EXERCISE OBJECTIVE
Please copy out the rows below with "Circle shape" renamed to "Round marker" wherever it occurs, changing nothing else. Leave the pictures out of your answer.

SUPPLIED DATA
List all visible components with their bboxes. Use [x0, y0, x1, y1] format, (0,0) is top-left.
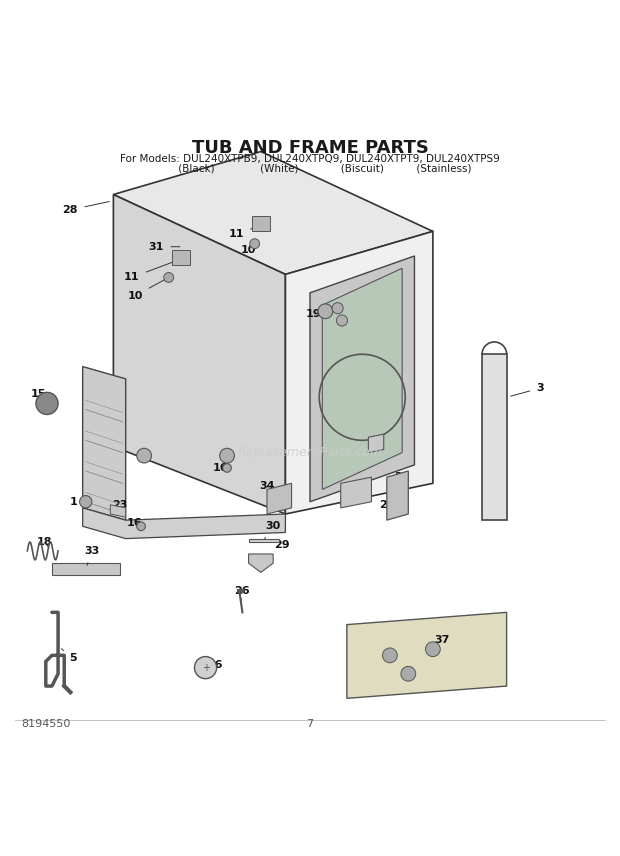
- Text: +: +: [202, 663, 210, 673]
- Circle shape: [332, 303, 343, 313]
- Text: 18: 18: [37, 537, 52, 548]
- Polygon shape: [249, 538, 279, 542]
- Circle shape: [250, 239, 260, 248]
- Circle shape: [195, 657, 216, 679]
- Text: 15: 15: [31, 389, 47, 403]
- Polygon shape: [82, 508, 285, 538]
- Text: 16: 16: [213, 463, 229, 473]
- Circle shape: [219, 449, 234, 463]
- Text: 3: 3: [511, 383, 544, 396]
- Polygon shape: [368, 434, 384, 453]
- Circle shape: [137, 449, 151, 463]
- Polygon shape: [249, 554, 273, 573]
- Text: 7: 7: [306, 719, 314, 729]
- Text: 36: 36: [207, 660, 223, 669]
- Text: 8194550: 8194550: [21, 719, 71, 729]
- Circle shape: [79, 496, 92, 508]
- Text: 29: 29: [270, 540, 290, 556]
- Bar: [252, 216, 270, 231]
- Polygon shape: [267, 484, 291, 514]
- Circle shape: [164, 272, 174, 282]
- Text: 23: 23: [112, 500, 127, 511]
- Polygon shape: [285, 231, 433, 514]
- Text: 10: 10: [127, 279, 165, 301]
- Text: 2: 2: [374, 432, 381, 443]
- Polygon shape: [113, 194, 285, 514]
- Circle shape: [383, 648, 397, 663]
- Text: 5: 5: [61, 649, 78, 663]
- Text: 10: 10: [241, 245, 256, 255]
- Text: 1: 1: [69, 496, 86, 507]
- Text: 20: 20: [394, 473, 410, 490]
- Polygon shape: [482, 354, 507, 520]
- Polygon shape: [310, 256, 414, 502]
- Circle shape: [36, 392, 58, 414]
- Polygon shape: [110, 505, 126, 517]
- Text: 26: 26: [234, 586, 250, 600]
- Circle shape: [337, 315, 347, 326]
- Text: 33: 33: [84, 546, 99, 565]
- Text: 21: 21: [379, 500, 394, 510]
- Text: 34: 34: [259, 481, 279, 499]
- Circle shape: [401, 667, 415, 681]
- Text: 31: 31: [149, 241, 180, 252]
- Text: 28: 28: [63, 201, 109, 215]
- Text: 11: 11: [124, 260, 177, 282]
- Text: 16: 16: [127, 518, 143, 528]
- Text: 8: 8: [327, 361, 335, 372]
- Polygon shape: [341, 477, 371, 508]
- Polygon shape: [82, 366, 126, 520]
- Text: ReplacementParts.com: ReplacementParts.com: [237, 446, 383, 459]
- Polygon shape: [113, 152, 433, 275]
- Text: 11: 11: [229, 227, 257, 240]
- Polygon shape: [52, 563, 120, 575]
- Bar: [172, 250, 190, 265]
- Circle shape: [137, 522, 145, 531]
- Polygon shape: [387, 471, 409, 520]
- Text: (Black)              (White)             (Biscuit)          (Stainless): (Black) (White) (Biscuit) (Stainless): [149, 163, 471, 174]
- Text: 30: 30: [264, 521, 281, 540]
- Polygon shape: [347, 612, 507, 698]
- Polygon shape: [322, 268, 402, 490]
- Circle shape: [318, 304, 333, 318]
- Text: For Models: DUL240XTPB9, DUL240XTPQ9, DUL240XTPT9, DUL240XTPS9: For Models: DUL240XTPB9, DUL240XTPQ9, DU…: [120, 154, 500, 164]
- Text: 37: 37: [427, 635, 449, 649]
- Circle shape: [223, 464, 231, 473]
- Text: 35: 35: [342, 484, 358, 495]
- Text: 19: 19: [305, 309, 334, 319]
- Circle shape: [425, 642, 440, 657]
- Text: TUB AND FRAME PARTS: TUB AND FRAME PARTS: [192, 140, 428, 158]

SOLUTION TO THIS PROBLEM
List all visible components with their bboxes. Use [x0, y0, x1, y1] format, (0,0) is top-left.
- Text: +: +: [202, 663, 210, 673]
- Round marker: [332, 303, 343, 313]
- Text: 18: 18: [37, 537, 52, 548]
- Polygon shape: [249, 538, 279, 542]
- Round marker: [250, 239, 260, 248]
- Round marker: [195, 657, 216, 679]
- Text: 15: 15: [31, 389, 47, 403]
- Polygon shape: [82, 508, 285, 538]
- Text: 16: 16: [213, 463, 229, 473]
- Round marker: [219, 449, 234, 463]
- Text: 3: 3: [511, 383, 544, 396]
- Polygon shape: [368, 434, 384, 453]
- Round marker: [137, 449, 151, 463]
- Polygon shape: [249, 554, 273, 573]
- Text: 7: 7: [306, 719, 314, 729]
- Text: 36: 36: [207, 660, 223, 669]
- Text: 8194550: 8194550: [21, 719, 71, 729]
- Round marker: [79, 496, 92, 508]
- Text: 29: 29: [270, 540, 290, 556]
- Bar: [252, 216, 270, 231]
- Polygon shape: [267, 484, 291, 514]
- Round marker: [164, 272, 174, 282]
- Text: 23: 23: [112, 500, 127, 511]
- Polygon shape: [285, 231, 433, 514]
- Text: 10: 10: [127, 279, 165, 301]
- Text: 2: 2: [374, 432, 381, 443]
- Polygon shape: [113, 194, 285, 514]
- Round marker: [383, 648, 397, 663]
- Text: 5: 5: [61, 649, 78, 663]
- Text: 10: 10: [241, 245, 256, 255]
- Text: 1: 1: [69, 496, 86, 507]
- Text: 20: 20: [394, 473, 410, 490]
- Polygon shape: [482, 354, 507, 520]
- Polygon shape: [310, 256, 414, 502]
- Round marker: [36, 392, 58, 414]
- Polygon shape: [110, 505, 126, 517]
- Text: 26: 26: [234, 586, 250, 600]
- Round marker: [337, 315, 347, 326]
- Text: 33: 33: [84, 546, 99, 565]
- Text: 21: 21: [379, 500, 394, 510]
- Text: 34: 34: [259, 481, 279, 499]
- Round marker: [401, 667, 415, 681]
- Text: 31: 31: [149, 241, 180, 252]
- Text: 28: 28: [63, 201, 109, 215]
- Text: 11: 11: [124, 260, 177, 282]
- Text: 16: 16: [127, 518, 143, 528]
- Text: 8: 8: [327, 361, 335, 372]
- Polygon shape: [341, 477, 371, 508]
- Polygon shape: [82, 366, 126, 520]
- Text: ReplacementParts.com: ReplacementParts.com: [237, 446, 383, 459]
- Polygon shape: [113, 152, 433, 275]
- Text: 11: 11: [229, 227, 257, 240]
- Polygon shape: [52, 563, 120, 575]
- Bar: [172, 250, 190, 265]
- Round marker: [137, 522, 145, 531]
- Polygon shape: [387, 471, 409, 520]
- Text: (Black)              (White)             (Biscuit)          (Stainless): (Black) (White) (Biscuit) (Stainless): [149, 163, 471, 174]
- Text: 30: 30: [264, 521, 281, 540]
- Polygon shape: [347, 612, 507, 698]
- Polygon shape: [322, 268, 402, 490]
- Round marker: [318, 304, 333, 318]
- Text: For Models: DUL240XTPB9, DUL240XTPQ9, DUL240XTPT9, DUL240XTPS9: For Models: DUL240XTPB9, DUL240XTPQ9, DU…: [120, 154, 500, 164]
- Text: 37: 37: [427, 635, 449, 649]
- Round marker: [223, 464, 231, 473]
- Text: 35: 35: [342, 484, 358, 495]
- Text: 19: 19: [305, 309, 334, 319]
- Round marker: [425, 642, 440, 657]
- Text: TUB AND FRAME PARTS: TUB AND FRAME PARTS: [192, 140, 428, 158]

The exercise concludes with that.